§ Task to complete: Would you extract the whole listing below and retype it exactly?

(Source data)
◆ ◆ ◆ ◆ ◆ ◆ ◆
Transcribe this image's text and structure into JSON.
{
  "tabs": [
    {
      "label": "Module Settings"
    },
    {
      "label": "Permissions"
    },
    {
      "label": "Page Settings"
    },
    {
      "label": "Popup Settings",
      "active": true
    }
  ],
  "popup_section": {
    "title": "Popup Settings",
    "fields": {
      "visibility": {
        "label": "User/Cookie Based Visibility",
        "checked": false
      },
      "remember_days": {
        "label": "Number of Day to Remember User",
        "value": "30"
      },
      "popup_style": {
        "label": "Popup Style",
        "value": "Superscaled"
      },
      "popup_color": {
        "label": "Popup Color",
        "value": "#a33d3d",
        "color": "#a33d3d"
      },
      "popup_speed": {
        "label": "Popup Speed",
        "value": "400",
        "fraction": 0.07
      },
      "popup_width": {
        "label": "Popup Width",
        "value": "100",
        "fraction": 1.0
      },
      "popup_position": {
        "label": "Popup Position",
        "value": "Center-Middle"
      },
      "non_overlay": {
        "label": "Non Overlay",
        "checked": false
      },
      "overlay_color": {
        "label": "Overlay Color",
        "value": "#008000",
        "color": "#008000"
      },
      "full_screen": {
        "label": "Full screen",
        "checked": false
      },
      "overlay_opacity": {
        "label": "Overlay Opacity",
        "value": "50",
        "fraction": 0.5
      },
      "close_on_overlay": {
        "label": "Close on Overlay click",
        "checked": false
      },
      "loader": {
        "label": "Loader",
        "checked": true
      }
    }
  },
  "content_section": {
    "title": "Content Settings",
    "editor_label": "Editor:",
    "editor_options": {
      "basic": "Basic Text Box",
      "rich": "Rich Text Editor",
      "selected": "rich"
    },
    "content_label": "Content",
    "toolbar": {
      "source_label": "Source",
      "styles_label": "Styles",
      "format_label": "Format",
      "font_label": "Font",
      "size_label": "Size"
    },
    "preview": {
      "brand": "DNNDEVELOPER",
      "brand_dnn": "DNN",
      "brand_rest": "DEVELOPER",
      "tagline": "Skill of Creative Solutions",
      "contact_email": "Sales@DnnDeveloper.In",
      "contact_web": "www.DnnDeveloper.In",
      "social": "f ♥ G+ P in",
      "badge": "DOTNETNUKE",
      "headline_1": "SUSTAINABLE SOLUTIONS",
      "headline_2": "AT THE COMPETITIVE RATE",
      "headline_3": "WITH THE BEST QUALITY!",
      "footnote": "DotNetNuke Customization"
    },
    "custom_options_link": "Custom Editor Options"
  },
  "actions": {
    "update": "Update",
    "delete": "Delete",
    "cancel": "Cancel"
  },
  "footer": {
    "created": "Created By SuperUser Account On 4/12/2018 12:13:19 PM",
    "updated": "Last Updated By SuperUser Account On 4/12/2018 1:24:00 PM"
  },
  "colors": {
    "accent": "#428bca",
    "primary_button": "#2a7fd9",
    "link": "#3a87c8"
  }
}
◆ ◆ ◆ ◆ ◆ ◆ ◆
§ Result below:
Transcribe this image's text and structure into JSON.
{
  "tabs": [
    {
      "label": "Module Settings"
    },
    {
      "label": "Permissions"
    },
    {
      "label": "Page Settings"
    },
    {
      "label": "Popup Settings",
      "active": true
    }
  ],
  "popup_section": {
    "title": "Popup Settings",
    "fields": {
      "visibility": {
        "label": "User/Cookie Based Visibility",
        "checked": false
      },
      "remember_days": {
        "label": "Number of Day to Remember User",
        "value": "30"
      },
      "popup_style": {
        "label": "Popup Style",
        "value": "Superscaled"
      },
      "popup_color": {
        "label": "Popup Color",
        "value": "#a33d3d",
        "color": "#a33d3d"
      },
      "popup_speed": {
        "label": "Popup Speed",
        "value": "400",
        "fraction": 0.07
      },
      "popup_width": {
        "label": "Popup Width",
        "value": "100",
        "fraction": 1.0
      },
      "popup_position": {
        "label": "Popup Position",
        "value": "Center-Middle"
      },
      "non_overlay": {
        "label": "Non Overlay",
        "checked": false
      },
      "overlay_color": {
        "label": "Overlay Color",
        "value": "#008000",
        "color": "#008000"
      },
      "full_screen": {
        "label": "Full screen",
        "checked": false
      },
      "overlay_opacity": {
        "label": "Overlay Opacity",
        "value": "50",
        "fraction": 0.5
      },
      "close_on_overlay": {
        "label": "Close on Overlay click",
        "checked": false
      },
      "loader": {
        "label": "Loader",
        "checked": true
      }
    }
  },
  "content_section": {
    "title": "Content Settings",
    "editor_label": "Editor:",
    "editor_options": {
      "basic": "Basic Text Box",
      "rich": "Rich Text Editor",
      "selected": "rich"
    },
    "content_label": "Content",
    "toolbar": {
      "source_label": "Source",
      "styles_label": "Styles",
      "format_label": "Format",
      "font_label": "Font",
      "size_label": "Size"
    },
    "preview": {
      "brand": "DNNDEVELOPER",
      "brand_dnn": "DNN",
      "brand_rest": "DEVELOPER",
      "tagline": "Skill of Creative Solutions",
      "contact_email": "Sales@DnnDeveloper.In",
      "contact_web": "www.DnnDeveloper.In",
      "social": "f ♥ G+ P in",
      "badge": "DOTNETNUKE",
      "headline_1": "SUSTAINABLE SOLUTIONS",
      "headline_2": "AT THE COMPETITIVE RATE",
      "headline_3": "WITH THE BEST QUALITY!",
      "footnote": "DotNetNuke Customization"
    },
    "custom_options_link": "Custom Editor Options"
  },
  "actions": {
    "update": "Update",
    "delete": "Delete",
    "cancel": "Cancel"
  },
  "footer": {
    "created": "Created By SuperUser Account On 4/12/2018 12:13:19 PM",
    "updated": "Last Updated By SuperUser Account On 4/12/2018 1:24:00 PM"
  },
  "colors": {
    "accent": "#428bca",
    "primary_button": "#2a7fd9",
    "link": "#3a87c8"
  }
}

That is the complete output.